STUDY TEXT START

Polyander visualization of quantum walks
Steven Duplij, Raimund Vogl
TL;DR
The paper addresses detailed joint visualization and analytic description of discrete-time quantum walks on a line by introducing polyander visualizations that track time evolution of fixed walker or coin states. It develops both Schrödinger/Fourier and combinatorial methods to obtain the final state $|\Psi_{tot}(t)\rangle$ and provides analytic Fourier-domain expressions for amplitudes, enabling explicit computation of $\varphi_{j,\ell}(t)$. Key contributions include the polyander visualization framework, explicit walker and coin probability distributions for the Hadamard walk, and a discussion of generalizations to Grover coins and braid/fusion extensions. The approach enhances visualization, analytic tractability, and broadens the scope for applying quantum-walk dynamics to complex coin-walker-topologies with potential implications for quantum information and data-visualization analogies.

STUDY TEXT END
INPUT DATA START

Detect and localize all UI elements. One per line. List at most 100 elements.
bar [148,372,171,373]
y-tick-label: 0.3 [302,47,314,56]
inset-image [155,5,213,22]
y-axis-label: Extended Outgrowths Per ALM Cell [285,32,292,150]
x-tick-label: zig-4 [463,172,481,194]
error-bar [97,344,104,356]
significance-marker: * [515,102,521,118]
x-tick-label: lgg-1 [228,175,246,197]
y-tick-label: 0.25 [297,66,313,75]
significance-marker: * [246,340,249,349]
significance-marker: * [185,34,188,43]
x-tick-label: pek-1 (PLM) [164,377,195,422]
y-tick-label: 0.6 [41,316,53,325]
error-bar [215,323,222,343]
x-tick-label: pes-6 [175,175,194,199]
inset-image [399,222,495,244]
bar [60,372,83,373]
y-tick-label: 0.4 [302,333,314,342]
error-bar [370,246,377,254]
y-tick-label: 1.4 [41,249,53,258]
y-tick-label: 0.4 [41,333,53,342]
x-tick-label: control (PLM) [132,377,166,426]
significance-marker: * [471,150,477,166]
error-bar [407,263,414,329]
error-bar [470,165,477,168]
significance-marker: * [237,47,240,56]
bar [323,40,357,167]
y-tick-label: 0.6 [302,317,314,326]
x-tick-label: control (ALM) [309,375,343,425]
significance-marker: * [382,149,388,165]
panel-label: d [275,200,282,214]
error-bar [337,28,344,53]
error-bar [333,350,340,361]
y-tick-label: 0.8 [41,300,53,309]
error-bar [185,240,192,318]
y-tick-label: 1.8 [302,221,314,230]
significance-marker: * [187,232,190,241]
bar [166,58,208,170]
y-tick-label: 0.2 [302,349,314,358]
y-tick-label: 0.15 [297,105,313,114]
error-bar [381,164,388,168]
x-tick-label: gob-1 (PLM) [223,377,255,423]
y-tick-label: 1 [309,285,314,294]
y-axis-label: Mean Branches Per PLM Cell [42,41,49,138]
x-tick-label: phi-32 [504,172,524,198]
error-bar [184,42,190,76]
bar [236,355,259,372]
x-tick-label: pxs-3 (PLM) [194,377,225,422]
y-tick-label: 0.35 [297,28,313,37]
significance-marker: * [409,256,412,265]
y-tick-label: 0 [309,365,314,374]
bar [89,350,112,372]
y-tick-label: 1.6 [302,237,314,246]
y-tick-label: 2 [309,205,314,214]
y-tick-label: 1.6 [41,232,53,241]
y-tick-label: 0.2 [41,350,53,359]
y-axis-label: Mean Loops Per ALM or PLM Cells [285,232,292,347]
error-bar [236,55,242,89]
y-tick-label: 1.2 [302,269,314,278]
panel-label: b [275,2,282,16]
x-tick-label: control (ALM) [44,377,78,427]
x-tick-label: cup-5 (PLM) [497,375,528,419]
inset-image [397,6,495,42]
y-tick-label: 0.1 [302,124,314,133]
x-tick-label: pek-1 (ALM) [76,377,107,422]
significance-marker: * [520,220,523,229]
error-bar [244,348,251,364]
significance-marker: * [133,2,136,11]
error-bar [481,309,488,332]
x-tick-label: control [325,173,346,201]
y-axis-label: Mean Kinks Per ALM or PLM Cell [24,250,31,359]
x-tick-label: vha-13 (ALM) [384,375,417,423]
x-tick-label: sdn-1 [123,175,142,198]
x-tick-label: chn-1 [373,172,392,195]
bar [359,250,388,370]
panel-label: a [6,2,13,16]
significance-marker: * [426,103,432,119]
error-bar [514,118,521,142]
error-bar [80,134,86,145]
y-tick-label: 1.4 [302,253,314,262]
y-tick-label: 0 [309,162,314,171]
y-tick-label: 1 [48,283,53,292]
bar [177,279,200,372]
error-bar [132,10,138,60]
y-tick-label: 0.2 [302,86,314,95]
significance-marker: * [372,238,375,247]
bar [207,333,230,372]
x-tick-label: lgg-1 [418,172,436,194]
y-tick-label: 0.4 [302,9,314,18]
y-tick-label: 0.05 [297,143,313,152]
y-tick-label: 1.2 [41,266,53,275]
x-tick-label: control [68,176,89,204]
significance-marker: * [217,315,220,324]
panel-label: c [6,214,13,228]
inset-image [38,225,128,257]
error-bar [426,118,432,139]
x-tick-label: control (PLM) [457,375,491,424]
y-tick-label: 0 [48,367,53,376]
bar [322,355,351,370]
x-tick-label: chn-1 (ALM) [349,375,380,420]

INPUT DATA END

ACTIONS TO TAKE
1) In the summary of the paper on polyander visualization of quantum walks, what two kinds of methods does the paper develop to obtain the final state?
2) Continue the summary of the paper on polyander visualization of quantum walks, starting after its last sentence.

EXERCISE RESPONSES
1) Schrödinger/Fourier methods and combinatorial methods.

2)
Abstract
We investigate quantum walks which play an important role in the modelling of many phenomena. The detailed and thorough description is given to the discrete quantum walks on a line, where the total quantum state consists of quantum states of the walker and the coin. In addition to the standard walker probability distribution, we introduce the coin probability distribution which gives more complete quantum walk description and novel visualization in terms of the so called polyanders (analogs of trianders in DNA visualization). The methods of final states computation and the Fourier transform are presented for the Hadamard quantum walk.